■ WRITTEN TASK ■
Find each line holding the word "Spread" and give the total alone.
=== DATA IN THIS EXERCISE ===
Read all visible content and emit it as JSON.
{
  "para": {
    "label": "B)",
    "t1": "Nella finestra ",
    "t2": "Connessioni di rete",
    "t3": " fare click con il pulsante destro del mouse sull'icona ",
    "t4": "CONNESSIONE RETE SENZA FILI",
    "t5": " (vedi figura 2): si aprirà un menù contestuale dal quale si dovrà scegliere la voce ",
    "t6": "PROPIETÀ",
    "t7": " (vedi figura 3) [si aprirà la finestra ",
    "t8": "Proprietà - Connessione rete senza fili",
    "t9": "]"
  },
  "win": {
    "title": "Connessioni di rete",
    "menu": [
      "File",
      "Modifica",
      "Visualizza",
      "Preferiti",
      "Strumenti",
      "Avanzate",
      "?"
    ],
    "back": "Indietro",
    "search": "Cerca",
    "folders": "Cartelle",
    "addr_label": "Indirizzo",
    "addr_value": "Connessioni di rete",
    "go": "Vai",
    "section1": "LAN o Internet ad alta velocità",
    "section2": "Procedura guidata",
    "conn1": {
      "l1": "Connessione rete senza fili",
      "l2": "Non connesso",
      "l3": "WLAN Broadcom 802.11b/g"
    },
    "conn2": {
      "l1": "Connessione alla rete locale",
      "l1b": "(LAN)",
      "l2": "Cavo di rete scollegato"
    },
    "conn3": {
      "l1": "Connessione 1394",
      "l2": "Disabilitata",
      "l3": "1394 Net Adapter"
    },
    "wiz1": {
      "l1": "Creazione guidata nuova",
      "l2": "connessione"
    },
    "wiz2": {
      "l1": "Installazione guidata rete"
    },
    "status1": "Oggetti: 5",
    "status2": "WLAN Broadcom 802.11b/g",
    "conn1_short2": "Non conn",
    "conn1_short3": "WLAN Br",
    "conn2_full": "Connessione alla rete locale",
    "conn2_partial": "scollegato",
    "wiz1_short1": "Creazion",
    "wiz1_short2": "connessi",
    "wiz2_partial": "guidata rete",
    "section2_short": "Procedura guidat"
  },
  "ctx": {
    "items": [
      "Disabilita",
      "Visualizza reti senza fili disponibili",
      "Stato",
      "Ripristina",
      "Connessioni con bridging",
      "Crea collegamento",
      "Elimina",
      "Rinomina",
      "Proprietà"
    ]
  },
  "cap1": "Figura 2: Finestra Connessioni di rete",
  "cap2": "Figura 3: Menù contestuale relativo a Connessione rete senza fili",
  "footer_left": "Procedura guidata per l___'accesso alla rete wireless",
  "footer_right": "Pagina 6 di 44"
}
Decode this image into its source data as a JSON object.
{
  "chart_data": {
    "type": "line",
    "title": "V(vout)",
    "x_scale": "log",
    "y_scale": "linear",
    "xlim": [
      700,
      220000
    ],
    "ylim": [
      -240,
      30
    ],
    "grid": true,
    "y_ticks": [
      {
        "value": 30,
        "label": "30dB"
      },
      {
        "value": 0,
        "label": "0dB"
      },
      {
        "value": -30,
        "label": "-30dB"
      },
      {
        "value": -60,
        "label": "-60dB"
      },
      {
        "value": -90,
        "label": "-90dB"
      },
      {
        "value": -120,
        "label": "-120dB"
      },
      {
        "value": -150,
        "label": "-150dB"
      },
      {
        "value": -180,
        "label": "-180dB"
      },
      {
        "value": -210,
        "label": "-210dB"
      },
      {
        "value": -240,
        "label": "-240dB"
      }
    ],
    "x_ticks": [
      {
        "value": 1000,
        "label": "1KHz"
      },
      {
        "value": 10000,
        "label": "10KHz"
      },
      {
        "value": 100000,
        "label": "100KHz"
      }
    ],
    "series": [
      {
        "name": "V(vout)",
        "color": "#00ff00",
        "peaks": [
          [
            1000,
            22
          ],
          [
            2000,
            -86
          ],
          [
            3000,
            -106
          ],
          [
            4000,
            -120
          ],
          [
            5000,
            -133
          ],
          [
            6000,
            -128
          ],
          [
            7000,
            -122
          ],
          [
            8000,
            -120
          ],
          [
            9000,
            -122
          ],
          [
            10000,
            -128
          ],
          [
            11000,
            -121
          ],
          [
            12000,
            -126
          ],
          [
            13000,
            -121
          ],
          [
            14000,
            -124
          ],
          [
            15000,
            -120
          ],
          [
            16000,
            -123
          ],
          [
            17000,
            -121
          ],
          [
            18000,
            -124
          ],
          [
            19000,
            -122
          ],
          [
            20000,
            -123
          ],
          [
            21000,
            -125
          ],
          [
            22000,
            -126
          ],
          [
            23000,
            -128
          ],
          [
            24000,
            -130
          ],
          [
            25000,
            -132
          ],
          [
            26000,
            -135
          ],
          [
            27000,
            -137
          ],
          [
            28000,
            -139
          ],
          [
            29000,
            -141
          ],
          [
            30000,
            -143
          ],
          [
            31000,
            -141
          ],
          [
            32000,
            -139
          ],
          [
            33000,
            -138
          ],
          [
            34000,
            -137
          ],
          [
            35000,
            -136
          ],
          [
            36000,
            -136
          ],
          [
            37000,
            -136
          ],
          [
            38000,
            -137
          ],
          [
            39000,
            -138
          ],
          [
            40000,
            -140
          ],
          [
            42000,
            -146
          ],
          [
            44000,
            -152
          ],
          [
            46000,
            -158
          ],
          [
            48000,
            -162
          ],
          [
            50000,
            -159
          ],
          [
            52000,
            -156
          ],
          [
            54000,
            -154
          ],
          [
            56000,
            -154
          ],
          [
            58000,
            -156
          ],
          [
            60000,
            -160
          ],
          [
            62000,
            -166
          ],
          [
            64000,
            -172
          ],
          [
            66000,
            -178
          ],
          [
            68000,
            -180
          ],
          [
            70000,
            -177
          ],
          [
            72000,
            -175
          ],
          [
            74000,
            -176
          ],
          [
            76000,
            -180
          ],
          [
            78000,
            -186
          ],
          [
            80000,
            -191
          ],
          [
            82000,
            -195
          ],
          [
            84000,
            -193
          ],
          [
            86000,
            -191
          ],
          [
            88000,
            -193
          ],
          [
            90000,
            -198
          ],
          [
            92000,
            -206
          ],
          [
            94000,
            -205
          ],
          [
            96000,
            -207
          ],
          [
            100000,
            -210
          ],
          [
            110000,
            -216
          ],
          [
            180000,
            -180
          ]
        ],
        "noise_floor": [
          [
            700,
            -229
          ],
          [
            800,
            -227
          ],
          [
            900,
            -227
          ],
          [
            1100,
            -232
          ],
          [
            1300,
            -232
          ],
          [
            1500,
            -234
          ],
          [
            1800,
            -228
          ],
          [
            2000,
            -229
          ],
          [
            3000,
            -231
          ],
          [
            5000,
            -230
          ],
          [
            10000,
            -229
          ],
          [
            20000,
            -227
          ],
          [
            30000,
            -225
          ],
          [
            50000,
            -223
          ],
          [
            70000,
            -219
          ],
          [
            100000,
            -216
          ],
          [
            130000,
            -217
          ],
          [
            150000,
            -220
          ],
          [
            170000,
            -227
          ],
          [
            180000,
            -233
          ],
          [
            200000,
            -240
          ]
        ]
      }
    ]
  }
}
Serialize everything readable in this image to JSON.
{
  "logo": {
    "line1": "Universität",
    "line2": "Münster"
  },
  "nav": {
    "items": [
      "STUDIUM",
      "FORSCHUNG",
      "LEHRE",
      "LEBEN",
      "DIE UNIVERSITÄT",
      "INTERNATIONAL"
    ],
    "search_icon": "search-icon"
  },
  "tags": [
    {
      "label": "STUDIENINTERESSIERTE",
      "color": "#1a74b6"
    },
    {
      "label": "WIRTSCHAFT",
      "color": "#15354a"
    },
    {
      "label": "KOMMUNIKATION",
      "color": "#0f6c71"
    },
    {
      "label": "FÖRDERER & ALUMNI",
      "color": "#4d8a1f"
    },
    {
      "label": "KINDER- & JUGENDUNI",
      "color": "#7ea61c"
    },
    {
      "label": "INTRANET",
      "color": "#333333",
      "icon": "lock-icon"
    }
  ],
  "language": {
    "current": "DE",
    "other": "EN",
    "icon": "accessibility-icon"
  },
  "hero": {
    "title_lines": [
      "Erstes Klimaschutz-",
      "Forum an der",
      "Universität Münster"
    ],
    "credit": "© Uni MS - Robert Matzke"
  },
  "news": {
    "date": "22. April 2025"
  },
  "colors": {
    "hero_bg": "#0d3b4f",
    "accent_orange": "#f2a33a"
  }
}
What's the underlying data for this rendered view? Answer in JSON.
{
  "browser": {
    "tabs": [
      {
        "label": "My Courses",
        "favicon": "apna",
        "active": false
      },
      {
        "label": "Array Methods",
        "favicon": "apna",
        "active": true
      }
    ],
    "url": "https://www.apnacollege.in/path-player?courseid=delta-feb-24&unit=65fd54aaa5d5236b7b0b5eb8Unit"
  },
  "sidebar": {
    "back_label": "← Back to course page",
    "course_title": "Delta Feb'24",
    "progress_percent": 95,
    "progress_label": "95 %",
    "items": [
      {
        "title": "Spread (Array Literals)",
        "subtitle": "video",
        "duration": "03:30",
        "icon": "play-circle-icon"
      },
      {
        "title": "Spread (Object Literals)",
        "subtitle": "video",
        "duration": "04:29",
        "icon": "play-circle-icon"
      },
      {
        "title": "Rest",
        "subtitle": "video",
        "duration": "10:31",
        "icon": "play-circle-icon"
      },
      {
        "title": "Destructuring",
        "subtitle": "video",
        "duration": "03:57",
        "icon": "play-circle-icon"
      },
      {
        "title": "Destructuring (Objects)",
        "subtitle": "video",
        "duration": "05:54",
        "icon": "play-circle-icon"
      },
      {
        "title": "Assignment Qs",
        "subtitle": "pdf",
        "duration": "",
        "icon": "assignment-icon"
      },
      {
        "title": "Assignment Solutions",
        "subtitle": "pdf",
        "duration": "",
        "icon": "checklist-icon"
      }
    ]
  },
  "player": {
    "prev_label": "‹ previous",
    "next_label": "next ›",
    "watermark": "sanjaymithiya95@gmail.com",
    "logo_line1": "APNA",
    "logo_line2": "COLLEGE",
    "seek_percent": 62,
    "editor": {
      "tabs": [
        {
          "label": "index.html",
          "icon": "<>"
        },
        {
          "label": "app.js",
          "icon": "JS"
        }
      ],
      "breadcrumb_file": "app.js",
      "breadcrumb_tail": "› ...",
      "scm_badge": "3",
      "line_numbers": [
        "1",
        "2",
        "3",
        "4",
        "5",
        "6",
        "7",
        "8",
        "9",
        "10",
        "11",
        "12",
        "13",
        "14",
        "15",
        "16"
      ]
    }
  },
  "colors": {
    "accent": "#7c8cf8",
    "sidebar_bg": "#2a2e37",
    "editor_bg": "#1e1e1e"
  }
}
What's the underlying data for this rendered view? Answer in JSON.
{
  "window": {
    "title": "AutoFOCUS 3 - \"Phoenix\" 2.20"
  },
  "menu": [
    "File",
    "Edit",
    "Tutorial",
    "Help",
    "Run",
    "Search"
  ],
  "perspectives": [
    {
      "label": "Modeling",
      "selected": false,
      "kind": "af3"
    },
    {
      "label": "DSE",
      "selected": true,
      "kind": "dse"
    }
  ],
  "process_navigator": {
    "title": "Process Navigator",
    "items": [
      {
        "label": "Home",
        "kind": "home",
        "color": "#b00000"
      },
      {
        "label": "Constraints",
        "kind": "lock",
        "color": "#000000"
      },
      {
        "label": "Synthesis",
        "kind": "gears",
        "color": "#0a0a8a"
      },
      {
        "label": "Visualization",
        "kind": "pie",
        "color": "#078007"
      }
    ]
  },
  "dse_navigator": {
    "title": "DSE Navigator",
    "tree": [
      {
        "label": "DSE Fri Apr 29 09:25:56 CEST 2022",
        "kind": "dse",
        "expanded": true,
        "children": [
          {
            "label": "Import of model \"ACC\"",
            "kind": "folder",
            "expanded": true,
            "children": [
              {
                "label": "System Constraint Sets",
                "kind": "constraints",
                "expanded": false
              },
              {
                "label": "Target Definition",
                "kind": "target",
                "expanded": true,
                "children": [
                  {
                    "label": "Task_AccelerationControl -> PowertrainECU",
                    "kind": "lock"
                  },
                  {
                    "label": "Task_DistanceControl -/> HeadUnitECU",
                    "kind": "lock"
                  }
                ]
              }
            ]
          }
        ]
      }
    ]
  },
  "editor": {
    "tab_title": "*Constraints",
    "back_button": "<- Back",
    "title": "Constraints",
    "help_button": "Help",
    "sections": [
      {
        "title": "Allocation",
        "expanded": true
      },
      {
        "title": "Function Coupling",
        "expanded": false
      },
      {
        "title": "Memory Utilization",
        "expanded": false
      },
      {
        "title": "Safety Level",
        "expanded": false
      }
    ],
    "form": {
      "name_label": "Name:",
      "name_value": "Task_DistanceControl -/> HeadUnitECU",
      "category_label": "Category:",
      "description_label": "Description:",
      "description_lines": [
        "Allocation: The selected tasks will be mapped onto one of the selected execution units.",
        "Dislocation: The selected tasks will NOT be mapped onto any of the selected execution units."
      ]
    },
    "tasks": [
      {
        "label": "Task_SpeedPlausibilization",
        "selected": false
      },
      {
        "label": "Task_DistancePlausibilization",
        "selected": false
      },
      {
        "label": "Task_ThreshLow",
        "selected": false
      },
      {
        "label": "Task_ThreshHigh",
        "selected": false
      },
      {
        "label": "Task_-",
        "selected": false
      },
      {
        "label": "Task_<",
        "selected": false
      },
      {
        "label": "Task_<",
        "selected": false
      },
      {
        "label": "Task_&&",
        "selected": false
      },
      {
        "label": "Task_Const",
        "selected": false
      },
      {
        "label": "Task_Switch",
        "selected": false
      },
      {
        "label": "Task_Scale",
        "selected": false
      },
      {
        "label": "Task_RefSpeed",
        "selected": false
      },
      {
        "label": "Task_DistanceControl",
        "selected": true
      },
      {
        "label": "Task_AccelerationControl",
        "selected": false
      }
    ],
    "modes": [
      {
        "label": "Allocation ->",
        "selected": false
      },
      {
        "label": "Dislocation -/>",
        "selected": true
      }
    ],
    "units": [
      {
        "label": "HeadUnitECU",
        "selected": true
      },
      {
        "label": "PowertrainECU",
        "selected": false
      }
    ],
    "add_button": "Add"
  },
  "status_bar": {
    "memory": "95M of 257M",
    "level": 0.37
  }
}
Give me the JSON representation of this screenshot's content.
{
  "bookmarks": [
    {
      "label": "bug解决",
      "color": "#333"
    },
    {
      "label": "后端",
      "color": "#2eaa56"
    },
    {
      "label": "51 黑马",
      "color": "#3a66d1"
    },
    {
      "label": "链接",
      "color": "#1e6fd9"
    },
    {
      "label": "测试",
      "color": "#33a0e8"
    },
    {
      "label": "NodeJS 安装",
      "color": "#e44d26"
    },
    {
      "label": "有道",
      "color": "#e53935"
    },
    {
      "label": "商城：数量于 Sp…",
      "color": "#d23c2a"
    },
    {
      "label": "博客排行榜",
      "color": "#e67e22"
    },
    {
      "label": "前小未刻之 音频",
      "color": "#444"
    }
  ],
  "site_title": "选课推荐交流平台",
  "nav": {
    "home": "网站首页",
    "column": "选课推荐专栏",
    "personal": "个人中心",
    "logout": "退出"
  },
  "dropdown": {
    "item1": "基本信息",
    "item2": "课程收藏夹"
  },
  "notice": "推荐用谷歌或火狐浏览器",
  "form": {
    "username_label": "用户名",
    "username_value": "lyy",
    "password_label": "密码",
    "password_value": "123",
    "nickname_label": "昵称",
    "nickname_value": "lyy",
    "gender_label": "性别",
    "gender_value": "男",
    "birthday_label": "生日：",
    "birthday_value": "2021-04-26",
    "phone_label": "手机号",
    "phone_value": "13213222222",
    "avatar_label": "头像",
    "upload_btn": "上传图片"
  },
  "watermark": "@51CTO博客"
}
===
■ ANSWER TO THE PROBLEM ■
2